• [Exercise task]: Copy the records below exactly, leaving out any pictures.

• [Working data]:
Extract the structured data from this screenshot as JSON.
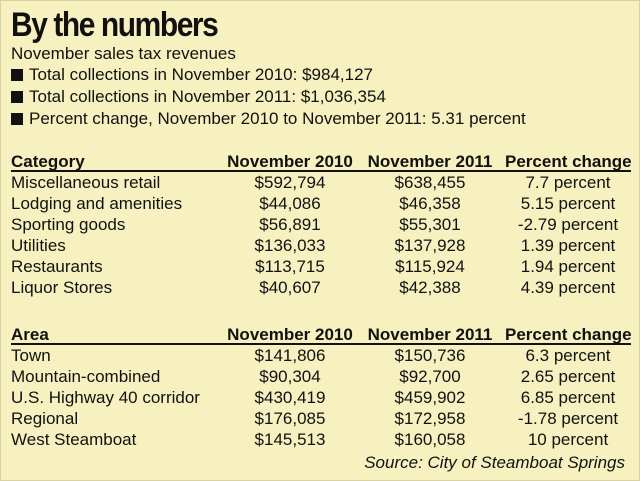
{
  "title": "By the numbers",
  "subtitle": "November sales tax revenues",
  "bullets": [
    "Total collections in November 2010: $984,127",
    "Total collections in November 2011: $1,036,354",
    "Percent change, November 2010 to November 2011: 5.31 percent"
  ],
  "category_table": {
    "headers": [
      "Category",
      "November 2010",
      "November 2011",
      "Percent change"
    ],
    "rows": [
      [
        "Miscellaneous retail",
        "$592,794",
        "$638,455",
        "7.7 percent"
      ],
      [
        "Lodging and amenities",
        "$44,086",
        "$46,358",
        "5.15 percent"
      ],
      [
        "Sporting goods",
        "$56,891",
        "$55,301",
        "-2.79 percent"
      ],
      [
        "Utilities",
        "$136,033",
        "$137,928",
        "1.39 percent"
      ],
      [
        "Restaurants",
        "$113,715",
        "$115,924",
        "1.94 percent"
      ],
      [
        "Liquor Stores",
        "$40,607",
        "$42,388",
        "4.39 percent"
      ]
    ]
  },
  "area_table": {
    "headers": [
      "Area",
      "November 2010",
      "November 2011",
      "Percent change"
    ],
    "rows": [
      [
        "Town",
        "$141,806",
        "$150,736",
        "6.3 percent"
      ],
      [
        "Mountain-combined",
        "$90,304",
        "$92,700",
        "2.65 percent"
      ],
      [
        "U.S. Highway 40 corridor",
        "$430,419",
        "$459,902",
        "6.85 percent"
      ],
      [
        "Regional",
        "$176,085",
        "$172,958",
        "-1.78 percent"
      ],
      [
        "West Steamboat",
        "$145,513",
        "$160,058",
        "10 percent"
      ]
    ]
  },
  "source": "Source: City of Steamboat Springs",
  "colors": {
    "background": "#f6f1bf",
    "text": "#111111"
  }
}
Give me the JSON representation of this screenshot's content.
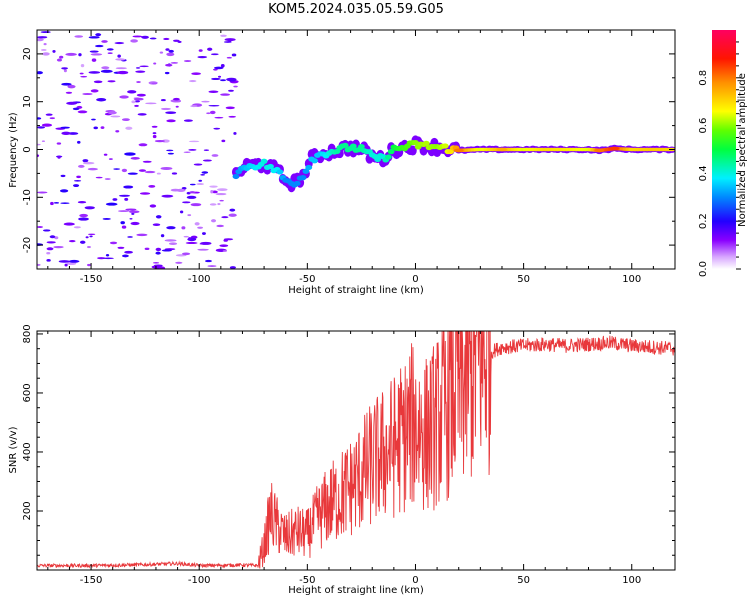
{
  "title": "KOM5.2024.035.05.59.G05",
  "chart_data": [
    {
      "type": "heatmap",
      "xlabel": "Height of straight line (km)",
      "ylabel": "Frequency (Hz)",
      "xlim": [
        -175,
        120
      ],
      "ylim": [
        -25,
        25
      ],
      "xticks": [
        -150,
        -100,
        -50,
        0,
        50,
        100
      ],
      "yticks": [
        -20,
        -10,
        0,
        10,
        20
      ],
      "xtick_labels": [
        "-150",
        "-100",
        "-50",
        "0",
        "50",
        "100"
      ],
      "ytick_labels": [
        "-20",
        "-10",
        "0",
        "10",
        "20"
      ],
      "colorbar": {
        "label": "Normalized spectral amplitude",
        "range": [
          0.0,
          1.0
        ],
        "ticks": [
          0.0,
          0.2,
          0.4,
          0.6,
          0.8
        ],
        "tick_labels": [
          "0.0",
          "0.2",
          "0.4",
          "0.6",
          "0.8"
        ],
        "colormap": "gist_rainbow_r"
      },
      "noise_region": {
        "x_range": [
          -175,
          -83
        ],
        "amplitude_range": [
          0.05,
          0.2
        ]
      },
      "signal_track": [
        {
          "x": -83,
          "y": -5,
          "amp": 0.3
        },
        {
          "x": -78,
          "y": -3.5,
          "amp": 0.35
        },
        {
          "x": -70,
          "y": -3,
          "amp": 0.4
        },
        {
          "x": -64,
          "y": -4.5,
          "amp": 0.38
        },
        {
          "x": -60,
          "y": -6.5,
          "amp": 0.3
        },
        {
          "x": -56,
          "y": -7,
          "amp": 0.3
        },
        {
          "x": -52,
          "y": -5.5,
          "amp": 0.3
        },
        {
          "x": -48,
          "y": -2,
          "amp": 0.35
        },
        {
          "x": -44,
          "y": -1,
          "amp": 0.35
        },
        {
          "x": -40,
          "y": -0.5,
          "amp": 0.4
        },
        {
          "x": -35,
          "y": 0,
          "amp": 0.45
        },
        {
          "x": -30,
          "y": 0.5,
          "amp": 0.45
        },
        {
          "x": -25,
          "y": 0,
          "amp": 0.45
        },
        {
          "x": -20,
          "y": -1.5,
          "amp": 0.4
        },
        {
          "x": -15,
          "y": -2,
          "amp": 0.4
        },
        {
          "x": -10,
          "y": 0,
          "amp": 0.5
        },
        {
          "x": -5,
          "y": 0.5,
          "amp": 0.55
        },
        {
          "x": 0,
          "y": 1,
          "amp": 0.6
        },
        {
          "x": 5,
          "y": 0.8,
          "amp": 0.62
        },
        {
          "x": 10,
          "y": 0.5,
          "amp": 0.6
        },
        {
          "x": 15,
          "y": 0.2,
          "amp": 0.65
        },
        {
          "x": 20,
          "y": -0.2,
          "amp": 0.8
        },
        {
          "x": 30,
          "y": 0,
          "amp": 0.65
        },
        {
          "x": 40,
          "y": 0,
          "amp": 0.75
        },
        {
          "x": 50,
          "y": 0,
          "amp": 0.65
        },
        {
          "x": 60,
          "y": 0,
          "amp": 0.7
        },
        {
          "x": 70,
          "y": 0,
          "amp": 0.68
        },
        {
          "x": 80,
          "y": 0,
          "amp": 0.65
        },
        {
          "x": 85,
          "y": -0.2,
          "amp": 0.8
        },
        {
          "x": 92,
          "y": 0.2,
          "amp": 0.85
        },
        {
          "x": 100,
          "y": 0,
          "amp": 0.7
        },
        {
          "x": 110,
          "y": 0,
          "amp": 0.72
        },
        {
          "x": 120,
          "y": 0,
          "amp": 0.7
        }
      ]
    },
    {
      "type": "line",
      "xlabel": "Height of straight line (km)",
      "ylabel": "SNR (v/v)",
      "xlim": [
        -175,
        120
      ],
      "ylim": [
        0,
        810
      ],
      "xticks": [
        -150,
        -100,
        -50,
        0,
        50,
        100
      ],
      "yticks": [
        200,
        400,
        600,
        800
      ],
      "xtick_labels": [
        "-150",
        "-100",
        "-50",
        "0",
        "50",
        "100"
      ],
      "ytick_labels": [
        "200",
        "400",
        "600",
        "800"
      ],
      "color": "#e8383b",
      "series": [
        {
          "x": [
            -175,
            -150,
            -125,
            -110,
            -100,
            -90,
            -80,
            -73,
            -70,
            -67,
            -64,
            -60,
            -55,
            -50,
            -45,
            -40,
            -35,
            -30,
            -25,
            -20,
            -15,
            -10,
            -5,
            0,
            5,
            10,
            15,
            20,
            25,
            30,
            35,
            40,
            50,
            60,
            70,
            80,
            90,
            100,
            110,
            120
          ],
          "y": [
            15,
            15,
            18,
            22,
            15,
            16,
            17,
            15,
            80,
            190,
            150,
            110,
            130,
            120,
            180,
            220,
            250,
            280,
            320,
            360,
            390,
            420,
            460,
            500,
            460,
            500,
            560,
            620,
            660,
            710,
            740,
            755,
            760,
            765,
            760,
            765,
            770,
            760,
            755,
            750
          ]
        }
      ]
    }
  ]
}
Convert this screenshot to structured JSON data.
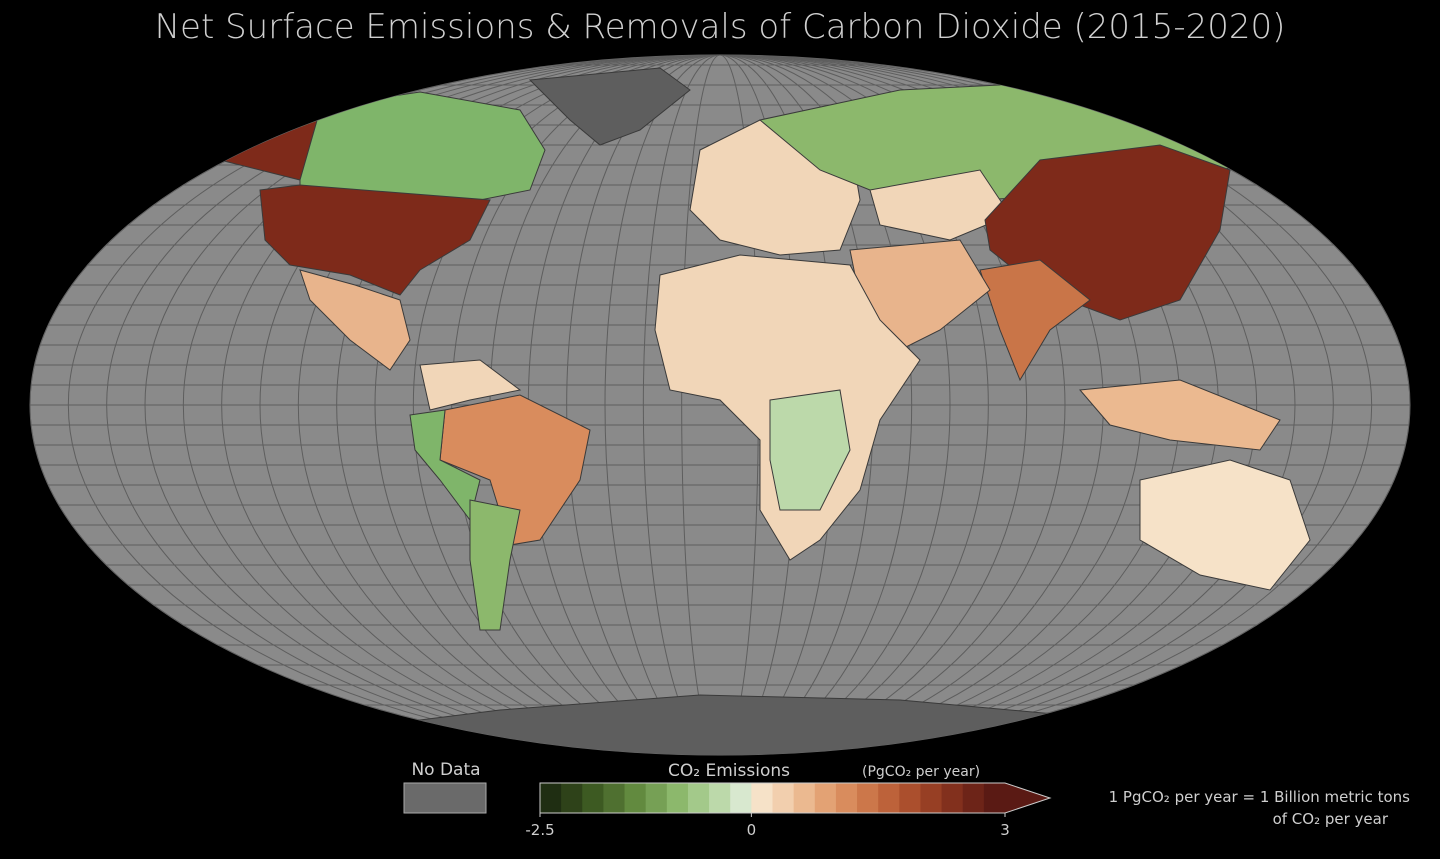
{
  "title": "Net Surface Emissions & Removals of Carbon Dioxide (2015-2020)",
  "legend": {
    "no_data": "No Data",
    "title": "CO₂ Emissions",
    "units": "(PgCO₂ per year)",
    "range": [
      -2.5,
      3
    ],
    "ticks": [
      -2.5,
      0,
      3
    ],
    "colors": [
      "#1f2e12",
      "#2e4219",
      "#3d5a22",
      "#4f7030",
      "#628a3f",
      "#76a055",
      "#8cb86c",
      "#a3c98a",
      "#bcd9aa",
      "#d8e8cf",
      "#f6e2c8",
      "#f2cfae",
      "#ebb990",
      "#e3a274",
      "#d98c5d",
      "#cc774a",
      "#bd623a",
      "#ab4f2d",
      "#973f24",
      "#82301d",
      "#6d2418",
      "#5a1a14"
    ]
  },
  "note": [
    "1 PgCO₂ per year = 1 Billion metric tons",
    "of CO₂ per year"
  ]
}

• [Task response]:
Extract the structured data from this screenshot as JSON.
{
  "title": "By the numbers",
  "subtitle": "November sales tax revenues",
  "bullets": [
    "Total collections in November 2010: $984,127",
    "Total collections in November 2011: $1,036,354",
    "Percent change, November 2010 to November 2011: 5.31 percent"
  ],
  "category_table": {
    "headers": [
      "Category",
      "November 2010",
      "November 2011",
      "Percent change"
    ],
    "rows": [
      [
        "Miscellaneous retail",
        "$592,794",
        "$638,455",
        "7.7 percent"
      ],
      [
        "Lodging and amenities",
        "$44,086",
        "$46,358",
        "5.15 percent"
      ],
      [
        "Sporting goods",
        "$56,891",
        "$55,301",
        "-2.79 percent"
      ],
      [
        "Utilities",
        "$136,033",
        "$137,928",
        "1.39 percent"
      ],
      [
        "Restaurants",
        "$113,715",
        "$115,924",
        "1.94 percent"
      ],
      [
        "Liquor Stores",
        "$40,607",
        "$42,388",
        "4.39 percent"
      ]
    ]
  },
  "area_table": {
    "headers": [
      "Area",
      "November 2010",
      "November 2011",
      "Percent change"
    ],
    "rows": [
      [
        "Town",
        "$141,806",
        "$150,736",
        "6.3 percent"
      ],
      [
        "Mountain-combined",
        "$90,304",
        "$92,700",
        "2.65 percent"
      ],
      [
        "U.S. Highway 40 corridor",
        "$430,419",
        "$459,902",
        "6.85 percent"
      ],
      [
        "Regional",
        "$176,085",
        "$172,958",
        "-1.78 percent"
      ],
      [
        "West Steamboat",
        "$145,513",
        "$160,058",
        "10 percent"
      ]
    ]
  },
  "source": "Source: City of Steamboat Springs",
  "colors": {
    "background": "#f6f1bf",
    "text": "#111111"
  }
}
Give me the JSON representation of this screenshot's content.
{
  "title": "KOM5.2024.035.05.59.G05",
  "chart_data": [
    {
      "type": "heatmap",
      "xlabel": "Height of straight line (km)",
      "ylabel": "Frequency (Hz)",
      "xlim": [
        -175,
        120
      ],
      "ylim": [
        -25,
        25
      ],
      "xticks": [
        -150,
        -100,
        -50,
        0,
        50,
        100
      ],
      "yticks": [
        -20,
        -10,
        0,
        10,
        20
      ],
      "xtick_labels": [
        "-150",
        "-100",
        "-50",
        "0",
        "50",
        "100"
      ],
      "ytick_labels": [
        "-20",
        "-10",
        "0",
        "10",
        "20"
      ],
      "colorbar": {
        "label": "Normalized spectral amplitude",
        "range": [
          0.0,
          1.0
        ],
        "ticks": [
          0.0,
          0.2,
          0.4,
          0.6,
          0.8
        ],
        "tick_labels": [
          "0.0",
          "0.2",
          "0.4",
          "0.6",
          "0.8"
        ],
        "colormap": "gist_rainbow_r"
      },
      "noise_region": {
        "x_range": [
          -175,
          -83
        ],
        "amplitude_range": [
          0.05,
          0.2
        ]
      },
      "signal_track": [
        {
          "x": -83,
          "y": -5,
          "amp": 0.3
        },
        {
          "x": -78,
          "y": -3.5,
          "amp": 0.35
        },
        {
          "x": -70,
          "y": -3,
          "amp": 0.4
        },
        {
          "x": -64,
          "y": -4.5,
          "amp": 0.38
        },
        {
          "x": -60,
          "y": -6.5,
          "amp": 0.3
        },
        {
          "x": -56,
          "y": -7,
          "amp": 0.3
        },
        {
          "x": -52,
          "y": -5.5,
          "amp": 0.3
        },
        {
          "x": -48,
          "y": -2,
          "amp": 0.35
        },
        {
          "x": -44,
          "y": -1,
          "amp": 0.35
        },
        {
          "x": -40,
          "y": -0.5,
          "amp": 0.4
        },
        {
          "x": -35,
          "y": 0,
          "amp": 0.45
        },
        {
          "x": -30,
          "y": 0.5,
          "amp": 0.45
        },
        {
          "x": -25,
          "y": 0,
          "amp": 0.45
        },
        {
          "x": -20,
          "y": -1.5,
          "amp": 0.4
        },
        {
          "x": -15,
          "y": -2,
          "amp": 0.4
        },
        {
          "x": -10,
          "y": 0,
          "amp": 0.5
        },
        {
          "x": -5,
          "y": 0.5,
          "amp": 0.55
        },
        {
          "x": 0,
          "y": 1,
          "amp": 0.6
        },
        {
          "x": 5,
          "y": 0.8,
          "amp": 0.62
        },
        {
          "x": 10,
          "y": 0.5,
          "amp": 0.6
        },
        {
          "x": 15,
          "y": 0.2,
          "amp": 0.65
        },
        {
          "x": 20,
          "y": -0.2,
          "amp": 0.8
        },
        {
          "x": 30,
          "y": 0,
          "amp": 0.65
        },
        {
          "x": 40,
          "y": 0,
          "amp": 0.75
        },
        {
          "x": 50,
          "y": 0,
          "amp": 0.65
        },
        {
          "x": 60,
          "y": 0,
          "amp": 0.7
        },
        {
          "x": 70,
          "y": 0,
          "amp": 0.68
        },
        {
          "x": 80,
          "y": 0,
          "amp": 0.65
        },
        {
          "x": 85,
          "y": -0.2,
          "amp": 0.8
        },
        {
          "x": 92,
          "y": 0.2,
          "amp": 0.85
        },
        {
          "x": 100,
          "y": 0,
          "amp": 0.7
        },
        {
          "x": 110,
          "y": 0,
          "amp": 0.72
        },
        {
          "x": 120,
          "y": 0,
          "amp": 0.7
        }
      ]
    },
    {
      "type": "line",
      "xlabel": "Height of straight line (km)",
      "ylabel": "SNR (v/v)",
      "xlim": [
        -175,
        120
      ],
      "ylim": [
        0,
        810
      ],
      "xticks": [
        -150,
        -100,
        -50,
        0,
        50,
        100
      ],
      "yticks": [
        200,
        400,
        600,
        800
      ],
      "xtick_labels": [
        "-150",
        "-100",
        "-50",
        "0",
        "50",
        "100"
      ],
      "ytick_labels": [
        "200",
        "400",
        "600",
        "800"
      ],
      "color": "#e8383b",
      "series": [
        {
          "x": [
            -175,
            -150,
            -125,
            -110,
            -100,
            -90,
            -80,
            -73,
            -70,
            -67,
            -64,
            -60,
            -55,
            -50,
            -45,
            -40,
            -35,
            -30,
            -25,
            -20,
            -15,
            -10,
            -5,
            0,
            5,
            10,
            15,
            20,
            25,
            30,
            35,
            40,
            50,
            60,
            70,
            80,
            90,
            100,
            110,
            120
          ],
          "y": [
            15,
            15,
            18,
            22,
            15,
            16,
            17,
            15,
            80,
            190,
            150,
            110,
            130,
            120,
            180,
            220,
            250,
            280,
            320,
            360,
            390,
            420,
            460,
            500,
            460,
            500,
            560,
            620,
            660,
            710,
            740,
            755,
            760,
            765,
            760,
            765,
            770,
            760,
            755,
            750
          ]
        }
      ]
    }
  ]
}
Convert this screenshot to structured JSON data.
{
  "title": "Net Surface Emissions & Removals of Carbon Dioxide (2015-2020)",
  "legend": {
    "no_data": "No Data",
    "title": "CO₂ Emissions",
    "units": "(PgCO₂ per year)",
    "range": [
      -2.5,
      3
    ],
    "ticks": [
      -2.5,
      0,
      3
    ],
    "colors": [
      "#1f2e12",
      "#2e4219",
      "#3d5a22",
      "#4f7030",
      "#628a3f",
      "#76a055",
      "#8cb86c",
      "#a3c98a",
      "#bcd9aa",
      "#d8e8cf",
      "#f6e2c8",
      "#f2cfae",
      "#ebb990",
      "#e3a274",
      "#d98c5d",
      "#cc774a",
      "#bd623a",
      "#ab4f2d",
      "#973f24",
      "#82301d",
      "#6d2418",
      "#5a1a14"
    ]
  },
  "note": [
    "1 PgCO₂ per year = 1 Billion metric tons",
    "of CO₂ per year"
  ]
}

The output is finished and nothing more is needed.